**PROVIDED INFORMATION**

____

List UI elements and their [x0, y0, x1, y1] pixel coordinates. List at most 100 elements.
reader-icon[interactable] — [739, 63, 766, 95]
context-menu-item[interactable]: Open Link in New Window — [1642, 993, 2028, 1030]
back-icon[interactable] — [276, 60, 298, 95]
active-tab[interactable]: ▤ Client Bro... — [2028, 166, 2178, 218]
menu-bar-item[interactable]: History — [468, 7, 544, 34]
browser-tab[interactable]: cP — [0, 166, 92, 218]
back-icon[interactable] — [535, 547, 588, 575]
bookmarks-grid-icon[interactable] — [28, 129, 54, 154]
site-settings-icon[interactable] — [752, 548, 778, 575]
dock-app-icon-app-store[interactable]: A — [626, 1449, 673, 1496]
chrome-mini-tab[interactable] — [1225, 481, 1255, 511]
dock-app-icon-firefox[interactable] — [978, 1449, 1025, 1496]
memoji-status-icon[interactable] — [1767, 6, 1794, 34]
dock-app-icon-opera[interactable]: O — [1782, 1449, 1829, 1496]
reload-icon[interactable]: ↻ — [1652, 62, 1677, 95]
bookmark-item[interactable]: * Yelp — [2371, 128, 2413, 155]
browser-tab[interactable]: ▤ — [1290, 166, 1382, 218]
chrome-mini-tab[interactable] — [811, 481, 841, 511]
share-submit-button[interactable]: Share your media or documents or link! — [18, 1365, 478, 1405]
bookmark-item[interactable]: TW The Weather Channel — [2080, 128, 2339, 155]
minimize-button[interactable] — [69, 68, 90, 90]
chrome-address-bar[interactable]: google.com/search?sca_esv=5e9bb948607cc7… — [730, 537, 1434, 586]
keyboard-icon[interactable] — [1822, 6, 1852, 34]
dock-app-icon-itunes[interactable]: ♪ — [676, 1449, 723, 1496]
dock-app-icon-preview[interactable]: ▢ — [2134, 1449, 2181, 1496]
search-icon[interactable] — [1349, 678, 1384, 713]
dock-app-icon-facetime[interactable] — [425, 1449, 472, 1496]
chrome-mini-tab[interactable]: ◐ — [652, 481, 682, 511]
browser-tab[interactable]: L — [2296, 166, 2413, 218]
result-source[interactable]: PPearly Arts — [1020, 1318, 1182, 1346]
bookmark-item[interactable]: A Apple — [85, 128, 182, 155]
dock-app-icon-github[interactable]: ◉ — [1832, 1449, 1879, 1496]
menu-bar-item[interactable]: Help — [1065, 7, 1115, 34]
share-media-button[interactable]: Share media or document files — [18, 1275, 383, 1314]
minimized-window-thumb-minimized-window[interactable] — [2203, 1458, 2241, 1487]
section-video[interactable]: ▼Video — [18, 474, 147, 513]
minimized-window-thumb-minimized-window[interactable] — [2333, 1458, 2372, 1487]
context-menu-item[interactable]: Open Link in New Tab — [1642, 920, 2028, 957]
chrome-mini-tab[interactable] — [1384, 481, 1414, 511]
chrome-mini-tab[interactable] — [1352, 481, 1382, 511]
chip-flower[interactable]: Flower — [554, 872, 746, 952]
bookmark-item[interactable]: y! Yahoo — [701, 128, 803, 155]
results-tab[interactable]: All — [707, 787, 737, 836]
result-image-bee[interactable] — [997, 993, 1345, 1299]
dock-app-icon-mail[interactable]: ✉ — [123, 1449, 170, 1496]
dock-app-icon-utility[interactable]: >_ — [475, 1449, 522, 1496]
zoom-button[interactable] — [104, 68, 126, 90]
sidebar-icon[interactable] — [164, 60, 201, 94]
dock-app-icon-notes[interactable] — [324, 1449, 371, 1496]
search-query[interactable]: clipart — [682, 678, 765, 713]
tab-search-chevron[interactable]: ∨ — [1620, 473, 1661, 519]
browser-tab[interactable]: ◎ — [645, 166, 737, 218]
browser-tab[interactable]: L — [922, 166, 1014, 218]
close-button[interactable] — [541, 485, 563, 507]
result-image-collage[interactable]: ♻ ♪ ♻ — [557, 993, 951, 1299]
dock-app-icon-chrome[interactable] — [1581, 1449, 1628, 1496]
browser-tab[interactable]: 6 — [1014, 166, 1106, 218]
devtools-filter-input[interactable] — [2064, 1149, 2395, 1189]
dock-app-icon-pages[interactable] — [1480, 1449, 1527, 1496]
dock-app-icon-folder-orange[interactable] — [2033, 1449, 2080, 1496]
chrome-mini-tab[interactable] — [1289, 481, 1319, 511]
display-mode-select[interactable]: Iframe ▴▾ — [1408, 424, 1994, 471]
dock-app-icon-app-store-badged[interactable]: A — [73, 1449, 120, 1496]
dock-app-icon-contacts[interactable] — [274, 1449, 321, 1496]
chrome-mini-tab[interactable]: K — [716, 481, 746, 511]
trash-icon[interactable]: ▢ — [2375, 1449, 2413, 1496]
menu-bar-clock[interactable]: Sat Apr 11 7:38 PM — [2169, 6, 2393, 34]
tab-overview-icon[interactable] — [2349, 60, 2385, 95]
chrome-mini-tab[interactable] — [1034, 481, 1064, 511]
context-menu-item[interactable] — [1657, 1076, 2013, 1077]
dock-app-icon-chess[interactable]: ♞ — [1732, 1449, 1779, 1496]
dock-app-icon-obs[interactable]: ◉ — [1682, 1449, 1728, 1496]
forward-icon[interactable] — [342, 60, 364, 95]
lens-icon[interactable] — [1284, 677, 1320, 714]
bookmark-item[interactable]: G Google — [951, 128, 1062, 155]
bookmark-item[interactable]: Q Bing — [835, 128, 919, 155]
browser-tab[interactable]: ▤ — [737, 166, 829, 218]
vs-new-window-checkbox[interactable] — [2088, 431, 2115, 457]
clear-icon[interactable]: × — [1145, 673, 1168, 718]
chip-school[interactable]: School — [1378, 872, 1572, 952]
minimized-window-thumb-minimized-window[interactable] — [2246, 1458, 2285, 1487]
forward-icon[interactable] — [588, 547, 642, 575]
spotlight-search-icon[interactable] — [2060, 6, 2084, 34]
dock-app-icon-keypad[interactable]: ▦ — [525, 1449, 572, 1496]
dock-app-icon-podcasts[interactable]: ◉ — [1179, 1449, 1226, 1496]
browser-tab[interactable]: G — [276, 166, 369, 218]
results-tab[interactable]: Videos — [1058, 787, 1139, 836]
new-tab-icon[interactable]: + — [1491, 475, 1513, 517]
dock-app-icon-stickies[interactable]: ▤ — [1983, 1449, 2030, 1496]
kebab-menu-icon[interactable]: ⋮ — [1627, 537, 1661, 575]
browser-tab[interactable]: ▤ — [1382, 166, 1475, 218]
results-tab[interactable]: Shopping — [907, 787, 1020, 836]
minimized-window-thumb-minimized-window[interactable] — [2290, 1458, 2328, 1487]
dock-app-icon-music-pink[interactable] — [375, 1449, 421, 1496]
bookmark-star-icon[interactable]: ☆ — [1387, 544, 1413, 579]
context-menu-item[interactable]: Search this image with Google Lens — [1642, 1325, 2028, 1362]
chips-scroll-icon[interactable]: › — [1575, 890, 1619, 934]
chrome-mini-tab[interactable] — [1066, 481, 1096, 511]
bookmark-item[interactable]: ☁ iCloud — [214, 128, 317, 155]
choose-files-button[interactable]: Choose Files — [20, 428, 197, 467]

____

**TASK PROMPT**
Rewrite every line of the records above as a numbered list, omitting any blank lines.

**IN RESPONSE**
1. List UI elements and their [x0, y0, x1, y1] pixel coordinates. List at most 100 elements.
2. reader-icon[interactable] — [739, 63, 766, 95]
3. context-menu-item[interactable]: Open Link in New Window — [1642, 993, 2028, 1030]
4. back-icon[interactable] — [276, 60, 298, 95]
5. active-tab[interactable]: ▤ Client Bro... — [2028, 166, 2178, 218]
6. menu-bar-item[interactable]: History — [468, 7, 544, 34]
7. browser-tab[interactable]: cP — [0, 166, 92, 218]
8. back-icon[interactable] — [535, 547, 588, 575]
9. bookmarks-grid-icon[interactable] — [28, 129, 54, 154]
10. site-settings-icon[interactable] — [752, 548, 778, 575]
11. dock-app-icon-app-store[interactable]: A — [626, 1449, 673, 1496]
12. chrome-mini-tab[interactable] — [1225, 481, 1255, 511]
13. dock-app-icon-firefox[interactable] — [978, 1449, 1025, 1496]
14. memoji-status-icon[interactable] — [1767, 6, 1794, 34]
15. dock-app-icon-opera[interactable]: O — [1782, 1449, 1829, 1496]
16. reload-icon[interactable]: ↻ — [1652, 62, 1677, 95]
17. bookmark-item[interactable]: * Yelp — [2371, 128, 2413, 155]
18. browser-tab[interactable]: ▤ — [1290, 166, 1382, 218]
19. chrome-mini-tab[interactable] — [811, 481, 841, 511]
20. share-submit-button[interactable]: Share your media or documents or link! — [18, 1365, 478, 1405]
21. bookmark-item[interactable]: TW The Weather Channel — [2080, 128, 2339, 155]
22. minimize-button[interactable] — [69, 68, 90, 90]
23. chrome-address-bar[interactable]: google.com/search?sca_esv=5e9bb948607cc7… — [730, 537, 1434, 586]
24. keyboard-icon[interactable] — [1822, 6, 1852, 34]
25. dock-app-icon-itunes[interactable]: ♪ — [676, 1449, 723, 1496]
26. dock-app-icon-preview[interactable]: ▢ — [2134, 1449, 2181, 1496]
27. search-icon[interactable] — [1349, 678, 1384, 713]
28. dock-app-icon-facetime[interactable] — [425, 1449, 472, 1496]
29. chrome-mini-tab[interactable]: ◐ — [652, 481, 682, 511]
30. browser-tab[interactable]: L — [2296, 166, 2413, 218]
31. result-source[interactable]: PPearly Arts — [1020, 1318, 1182, 1346]
32. bookmark-item[interactable]: A Apple — [85, 128, 182, 155]
33. dock-app-icon-github[interactable]: ◉ — [1832, 1449, 1879, 1496]
34. menu-bar-item[interactable]: Help — [1065, 7, 1115, 34]
35. share-media-button[interactable]: Share media or document files — [18, 1275, 383, 1314]
36. minimized-window-thumb-minimized-window[interactable] — [2203, 1458, 2241, 1487]
37. section-video[interactable]: ▼Video — [18, 474, 147, 513]
38. minimized-window-thumb-minimized-window[interactable] — [2333, 1458, 2372, 1487]
39. context-menu-item[interactable]: Open Link in New Tab — [1642, 920, 2028, 957]
40. chrome-mini-tab[interactable] — [1384, 481, 1414, 511]
41. chrome-mini-tab[interactable] — [1352, 481, 1382, 511]
42. chip-flower[interactable]: Flower — [554, 872, 746, 952]
43. bookmark-item[interactable]: y! Yahoo — [701, 128, 803, 155]
44. results-tab[interactable]: All — [707, 787, 737, 836]
45. result-image-bee[interactable] — [997, 993, 1345, 1299]
46. dock-app-icon-mail[interactable]: ✉ — [123, 1449, 170, 1496]
47. dock-app-icon-utility[interactable]: >_ — [475, 1449, 522, 1496]
48. zoom-button[interactable] — [104, 68, 126, 90]
49. sidebar-icon[interactable] — [164, 60, 201, 94]
50. dock-app-icon-notes[interactable] — [324, 1449, 371, 1496]
51. search-query[interactable]: clipart — [682, 678, 765, 713]
52. tab-search-chevron[interactable]: ∨ — [1620, 473, 1661, 519]
53. browser-tab[interactable]: ◎ — [645, 166, 737, 218]
54. browser-tab[interactable]: L — [922, 166, 1014, 218]
55. close-button[interactable] — [541, 485, 563, 507]
56. result-image-collage[interactable]: ♻ ♪ ♻ — [557, 993, 951, 1299]
57. dock-app-icon-chrome[interactable] — [1581, 1449, 1628, 1496]
58. browser-tab[interactable]: 6 — [1014, 166, 1106, 218]
59. devtools-filter-input[interactable] — [2064, 1149, 2395, 1189]
60. dock-app-icon-pages[interactable] — [1480, 1449, 1527, 1496]
61. dock-app-icon-folder-orange[interactable] — [2033, 1449, 2080, 1496]
62. chrome-mini-tab[interactable] — [1289, 481, 1319, 511]
63. display-mode-select[interactable]: Iframe ▴▾ — [1408, 424, 1994, 471]
64. dock-app-icon-app-store-badged[interactable]: A — [73, 1449, 120, 1496]
65. dock-app-icon-contacts[interactable] — [274, 1449, 321, 1496]
66. chrome-mini-tab[interactable]: K — [716, 481, 746, 511]
67. trash-icon[interactable]: ▢ — [2375, 1449, 2413, 1496]
68. menu-bar-clock[interactable]: Sat Apr 11 7:38 PM — [2169, 6, 2393, 34]
69. tab-overview-icon[interactable] — [2349, 60, 2385, 95]
70. chrome-mini-tab[interactable] — [1034, 481, 1064, 511]
71. context-menu-item[interactable] — [1657, 1076, 2013, 1077]
72. dock-app-icon-chess[interactable]: ♞ — [1732, 1449, 1779, 1496]
73. dock-app-icon-obs[interactable]: ◉ — [1682, 1449, 1728, 1496]
74. forward-icon[interactable] — [342, 60, 364, 95]
75. lens-icon[interactable] — [1284, 677, 1320, 714]
76. bookmark-item[interactable]: G Google — [951, 128, 1062, 155]
77. bookmark-item[interactable]: Q Bing — [835, 128, 919, 155]
78. browser-tab[interactable]: ▤ — [737, 166, 829, 218]
79. vs-new-window-checkbox[interactable] — [2088, 431, 2115, 457]
80. clear-icon[interactable]: × — [1145, 673, 1168, 718]
81. chip-school[interactable]: School — [1378, 872, 1572, 952]
82. minimized-window-thumb-minimized-window[interactable] — [2246, 1458, 2285, 1487]
83. forward-icon[interactable] — [588, 547, 642, 575]
84. spotlight-search-icon[interactable] — [2060, 6, 2084, 34]
85. dock-app-icon-keypad[interactable]: ▦ — [525, 1449, 572, 1496]
86. dock-app-icon-podcasts[interactable]: ◉ — [1179, 1449, 1226, 1496]
87. browser-tab[interactable]: G — [276, 166, 369, 218]
88. results-tab[interactable]: Videos — [1058, 787, 1139, 836]
89. new-tab-icon[interactable]: + — [1491, 475, 1513, 517]
90. dock-app-icon-stickies[interactable]: ▤ — [1983, 1449, 2030, 1496]
91. kebab-menu-icon[interactable]: ⋮ — [1627, 537, 1661, 575]
92. browser-tab[interactable]: ▤ — [1382, 166, 1475, 218]
93. results-tab[interactable]: Shopping — [907, 787, 1020, 836]
94. minimized-window-thumb-minimized-window[interactable] — [2290, 1458, 2328, 1487]
95. dock-app-icon-music-pink[interactable] — [375, 1449, 421, 1496]
96. bookmark-star-icon[interactable]: ☆ — [1387, 544, 1413, 579]
97. context-menu-item[interactable]: Search this image with Google Lens — [1642, 1325, 2028, 1362]
98. chips-scroll-icon[interactable]: › — [1575, 890, 1619, 934]
99. chrome-mini-tab[interactable] — [1066, 481, 1096, 511]
100. bookmark-item[interactable]: ☁ iCloud — [214, 128, 317, 155]
101. choose-files-button[interactable]: Choose Files — [20, 428, 197, 467]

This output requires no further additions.